Please repeat each of the records that follow, exactly as written.

(Items from a figure collection)
================

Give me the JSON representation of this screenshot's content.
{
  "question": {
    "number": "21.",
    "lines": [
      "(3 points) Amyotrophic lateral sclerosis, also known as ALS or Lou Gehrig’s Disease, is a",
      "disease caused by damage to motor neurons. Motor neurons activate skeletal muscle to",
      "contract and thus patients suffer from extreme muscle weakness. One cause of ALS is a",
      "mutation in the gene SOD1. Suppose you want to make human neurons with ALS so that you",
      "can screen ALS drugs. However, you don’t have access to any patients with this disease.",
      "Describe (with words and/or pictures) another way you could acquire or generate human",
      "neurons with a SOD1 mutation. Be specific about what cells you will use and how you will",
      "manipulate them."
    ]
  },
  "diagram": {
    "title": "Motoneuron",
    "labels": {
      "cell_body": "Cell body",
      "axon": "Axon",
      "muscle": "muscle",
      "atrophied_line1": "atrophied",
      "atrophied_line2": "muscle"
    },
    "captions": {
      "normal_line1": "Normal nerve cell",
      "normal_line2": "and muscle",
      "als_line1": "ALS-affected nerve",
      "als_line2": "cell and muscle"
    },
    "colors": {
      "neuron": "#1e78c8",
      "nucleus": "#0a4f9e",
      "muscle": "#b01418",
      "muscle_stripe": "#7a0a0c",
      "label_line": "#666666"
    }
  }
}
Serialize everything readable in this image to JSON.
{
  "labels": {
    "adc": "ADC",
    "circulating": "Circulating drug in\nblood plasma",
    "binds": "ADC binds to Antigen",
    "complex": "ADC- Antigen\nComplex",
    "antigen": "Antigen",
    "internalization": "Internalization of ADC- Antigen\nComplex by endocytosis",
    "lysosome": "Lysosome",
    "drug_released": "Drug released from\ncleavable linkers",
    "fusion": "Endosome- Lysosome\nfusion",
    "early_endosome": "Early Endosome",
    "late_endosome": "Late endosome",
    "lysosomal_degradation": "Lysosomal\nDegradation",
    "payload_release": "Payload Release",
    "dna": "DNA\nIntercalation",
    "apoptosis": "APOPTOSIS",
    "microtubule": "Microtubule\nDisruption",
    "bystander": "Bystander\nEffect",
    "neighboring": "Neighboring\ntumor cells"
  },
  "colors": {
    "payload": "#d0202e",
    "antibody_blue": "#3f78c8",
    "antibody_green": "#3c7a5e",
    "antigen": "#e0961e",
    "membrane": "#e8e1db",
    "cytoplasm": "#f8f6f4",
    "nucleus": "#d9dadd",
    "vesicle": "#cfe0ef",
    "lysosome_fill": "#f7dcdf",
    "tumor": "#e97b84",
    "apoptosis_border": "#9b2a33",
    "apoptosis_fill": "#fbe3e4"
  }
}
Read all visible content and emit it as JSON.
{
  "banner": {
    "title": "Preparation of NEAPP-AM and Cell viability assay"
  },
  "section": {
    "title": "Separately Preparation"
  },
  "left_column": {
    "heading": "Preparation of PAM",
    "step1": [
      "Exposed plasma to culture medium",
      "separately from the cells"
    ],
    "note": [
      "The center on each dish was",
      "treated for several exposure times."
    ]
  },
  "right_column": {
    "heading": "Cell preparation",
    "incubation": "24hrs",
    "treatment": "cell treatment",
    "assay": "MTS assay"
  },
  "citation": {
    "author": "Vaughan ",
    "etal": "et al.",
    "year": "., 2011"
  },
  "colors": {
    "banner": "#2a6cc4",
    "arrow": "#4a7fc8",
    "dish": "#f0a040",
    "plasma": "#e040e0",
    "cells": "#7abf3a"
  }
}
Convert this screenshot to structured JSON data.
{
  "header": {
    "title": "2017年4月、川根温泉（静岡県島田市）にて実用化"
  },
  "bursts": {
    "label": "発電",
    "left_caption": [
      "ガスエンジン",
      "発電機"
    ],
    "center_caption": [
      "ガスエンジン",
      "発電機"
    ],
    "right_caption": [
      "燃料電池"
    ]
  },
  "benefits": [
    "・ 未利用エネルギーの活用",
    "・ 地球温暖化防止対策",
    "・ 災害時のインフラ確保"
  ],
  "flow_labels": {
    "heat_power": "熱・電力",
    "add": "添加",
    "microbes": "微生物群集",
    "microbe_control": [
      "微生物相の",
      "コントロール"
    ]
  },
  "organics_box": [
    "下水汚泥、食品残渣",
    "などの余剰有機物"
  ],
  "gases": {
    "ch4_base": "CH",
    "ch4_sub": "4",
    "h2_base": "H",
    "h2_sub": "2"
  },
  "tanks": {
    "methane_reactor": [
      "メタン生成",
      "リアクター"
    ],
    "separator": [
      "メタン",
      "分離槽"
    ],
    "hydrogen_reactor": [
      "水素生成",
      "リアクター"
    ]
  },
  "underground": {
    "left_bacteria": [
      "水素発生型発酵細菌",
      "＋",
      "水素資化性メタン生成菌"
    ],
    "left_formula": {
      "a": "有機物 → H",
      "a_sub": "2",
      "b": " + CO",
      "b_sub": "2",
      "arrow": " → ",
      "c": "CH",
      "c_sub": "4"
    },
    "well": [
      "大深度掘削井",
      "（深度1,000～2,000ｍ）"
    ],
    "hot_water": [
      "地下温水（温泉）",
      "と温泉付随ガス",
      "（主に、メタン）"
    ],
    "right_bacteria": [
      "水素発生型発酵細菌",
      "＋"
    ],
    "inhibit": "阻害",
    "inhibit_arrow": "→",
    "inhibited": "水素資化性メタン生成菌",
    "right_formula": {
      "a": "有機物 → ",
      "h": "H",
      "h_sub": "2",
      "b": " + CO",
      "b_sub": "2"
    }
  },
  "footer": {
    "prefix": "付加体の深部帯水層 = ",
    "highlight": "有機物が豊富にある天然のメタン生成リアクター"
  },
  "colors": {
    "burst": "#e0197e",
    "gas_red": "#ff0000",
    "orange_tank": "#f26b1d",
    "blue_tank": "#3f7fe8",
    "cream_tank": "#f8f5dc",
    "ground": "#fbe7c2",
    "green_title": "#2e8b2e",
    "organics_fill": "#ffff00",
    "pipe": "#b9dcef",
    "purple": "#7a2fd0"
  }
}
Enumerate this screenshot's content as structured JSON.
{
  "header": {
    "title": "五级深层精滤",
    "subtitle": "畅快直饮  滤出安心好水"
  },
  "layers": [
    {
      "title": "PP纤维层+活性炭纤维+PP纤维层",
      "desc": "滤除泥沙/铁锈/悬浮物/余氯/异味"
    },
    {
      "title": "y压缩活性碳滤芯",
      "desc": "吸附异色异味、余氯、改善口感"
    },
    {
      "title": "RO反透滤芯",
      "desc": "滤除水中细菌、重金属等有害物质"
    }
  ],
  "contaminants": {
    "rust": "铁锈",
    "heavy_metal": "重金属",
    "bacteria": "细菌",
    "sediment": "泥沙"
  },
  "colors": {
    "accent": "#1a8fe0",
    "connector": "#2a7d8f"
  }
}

================

Answer below:
Give me the JSON representation of this screenshot's content.
{
  "question": {
    "number": "21.",
    "lines": [
      "(3 points) Amyotrophic lateral sclerosis, also known as ALS or Lou Gehrig’s Disease, is a",
      "disease caused by damage to motor neurons. Motor neurons activate skeletal muscle to",
      "contract and thus patients suffer from extreme muscle weakness. One cause of ALS is a",
      "mutation in the gene SOD1. Suppose you want to make human neurons with ALS so that you",
      "can screen ALS drugs. However, you don’t have access to any patients with this disease.",
      "Describe (with words and/or pictures) another way you could acquire or generate human",
      "neurons with a SOD1 mutation. Be specific about what cells you will use and how you will",
      "manipulate them."
    ]
  },
  "diagram": {
    "title": "Motoneuron",
    "labels": {
      "cell_body": "Cell body",
      "axon": "Axon",
      "muscle": "muscle",
      "atrophied_line1": "atrophied",
      "atrophied_line2": "muscle"
    },
    "captions": {
      "normal_line1": "Normal nerve cell",
      "normal_line2": "and muscle",
      "als_line1": "ALS-affected nerve",
      "als_line2": "cell and muscle"
    },
    "colors": {
      "neuron": "#1e78c8",
      "nucleus": "#0a4f9e",
      "muscle": "#b01418",
      "muscle_stripe": "#7a0a0c",
      "label_line": "#666666"
    }
  }
}
Serialize everything readable in this image to JSON.
{
  "labels": {
    "adc": "ADC",
    "circulating": "Circulating drug in\nblood plasma",
    "binds": "ADC binds to Antigen",
    "complex": "ADC- Antigen\nComplex",
    "antigen": "Antigen",
    "internalization": "Internalization of ADC- Antigen\nComplex by endocytosis",
    "lysosome": "Lysosome",
    "drug_released": "Drug released from\ncleavable linkers",
    "fusion": "Endosome- Lysosome\nfusion",
    "early_endosome": "Early Endosome",
    "late_endosome": "Late endosome",
    "lysosomal_degradation": "Lysosomal\nDegradation",
    "payload_release": "Payload Release",
    "dna": "DNA\nIntercalation",
    "apoptosis": "APOPTOSIS",
    "microtubule": "Microtubule\nDisruption",
    "bystander": "Bystander\nEffect",
    "neighboring": "Neighboring\ntumor cells"
  },
  "colors": {
    "payload": "#d0202e",
    "antibody_blue": "#3f78c8",
    "antibody_green": "#3c7a5e",
    "antigen": "#e0961e",
    "membrane": "#e8e1db",
    "cytoplasm": "#f8f6f4",
    "nucleus": "#d9dadd",
    "vesicle": "#cfe0ef",
    "lysosome_fill": "#f7dcdf",
    "tumor": "#e97b84",
    "apoptosis_border": "#9b2a33",
    "apoptosis_fill": "#fbe3e4"
  }
}
Read all visible content and emit it as JSON.
{
  "banner": {
    "title": "Preparation of NEAPP-AM and Cell viability assay"
  },
  "section": {
    "title": "Separately Preparation"
  },
  "left_column": {
    "heading": "Preparation of PAM",
    "step1": [
      "Exposed plasma to culture medium",
      "separately from the cells"
    ],
    "note": [
      "The center on each dish was",
      "treated for several exposure times."
    ]
  },
  "right_column": {
    "heading": "Cell preparation",
    "incubation": "24hrs",
    "treatment": "cell treatment",
    "assay": "MTS assay"
  },
  "citation": {
    "author": "Vaughan ",
    "etal": "et al.",
    "year": "., 2011"
  },
  "colors": {
    "banner": "#2a6cc4",
    "arrow": "#4a7fc8",
    "dish": "#f0a040",
    "plasma": "#e040e0",
    "cells": "#7abf3a"
  }
}
Convert this screenshot to structured JSON data.
{
  "header": {
    "title": "2017年4月、川根温泉（静岡県島田市）にて実用化"
  },
  "bursts": {
    "label": "発電",
    "left_caption": [
      "ガスエンジン",
      "発電機"
    ],
    "center_caption": [
      "ガスエンジン",
      "発電機"
    ],
    "right_caption": [
      "燃料電池"
    ]
  },
  "benefits": [
    "・ 未利用エネルギーの活用",
    "・ 地球温暖化防止対策",
    "・ 災害時のインフラ確保"
  ],
  "flow_labels": {
    "heat_power": "熱・電力",
    "add": "添加",
    "microbes": "微生物群集",
    "microbe_control": [
      "微生物相の",
      "コントロール"
    ]
  },
  "organics_box": [
    "下水汚泥、食品残渣",
    "などの余剰有機物"
  ],
  "gases": {
    "ch4_base": "CH",
    "ch4_sub": "4",
    "h2_base": "H",
    "h2_sub": "2"
  },
  "tanks": {
    "methane_reactor": [
      "メタン生成",
      "リアクター"
    ],
    "separator": [
      "メタン",
      "分離槽"
    ],
    "hydrogen_reactor": [
      "水素生成",
      "リアクター"
    ]
  },
  "underground": {
    "left_bacteria": [
      "水素発生型発酵細菌",
      "＋",
      "水素資化性メタン生成菌"
    ],
    "left_formula": {
      "a": "有機物 → H",
      "a_sub": "2",
      "b": " + CO",
      "b_sub": "2",
      "arrow": " → ",
      "c": "CH",
      "c_sub": "4"
    },
    "well": [
      "大深度掘削井",
      "（深度1,000～2,000ｍ）"
    ],
    "hot_water": [
      "地下温水（温泉）",
      "と温泉付随ガス",
      "（主に、メタン）"
    ],
    "right_bacteria": [
      "水素発生型発酵細菌",
      "＋"
    ],
    "inhibit": "阻害",
    "inhibit_arrow": "→",
    "inhibited": "水素資化性メタン生成菌",
    "right_formula": {
      "a": "有機物 → ",
      "h": "H",
      "h_sub": "2",
      "b": " + CO",
      "b_sub": "2"
    }
  },
  "footer": {
    "prefix": "付加体の深部帯水層 = ",
    "highlight": "有機物が豊富にある天然のメタン生成リアクター"
  },
  "colors": {
    "burst": "#e0197e",
    "gas_red": "#ff0000",
    "orange_tank": "#f26b1d",
    "blue_tank": "#3f7fe8",
    "cream_tank": "#f8f5dc",
    "ground": "#fbe7c2",
    "green_title": "#2e8b2e",
    "organics_fill": "#ffff00",
    "pipe": "#b9dcef",
    "purple": "#7a2fd0"
  }
}
Enumerate this screenshot's content as structured JSON.
{
  "header": {
    "title": "五级深层精滤",
    "subtitle": "畅快直饮  滤出安心好水"
  },
  "layers": [
    {
      "title": "PP纤维层+活性炭纤维+PP纤维层",
      "desc": "滤除泥沙/铁锈/悬浮物/余氯/异味"
    },
    {
      "title": "y压缩活性碳滤芯",
      "desc": "吸附异色异味、余氯、改善口感"
    },
    {
      "title": "RO反透滤芯",
      "desc": "滤除水中细菌、重金属等有害物质"
    }
  ],
  "contaminants": {
    "rust": "铁锈",
    "heavy_metal": "重金属",
    "bacteria": "细菌",
    "sediment": "泥沙"
  },
  "colors": {
    "accent": "#1a8fe0",
    "connector": "#2a7d8f"
  }
}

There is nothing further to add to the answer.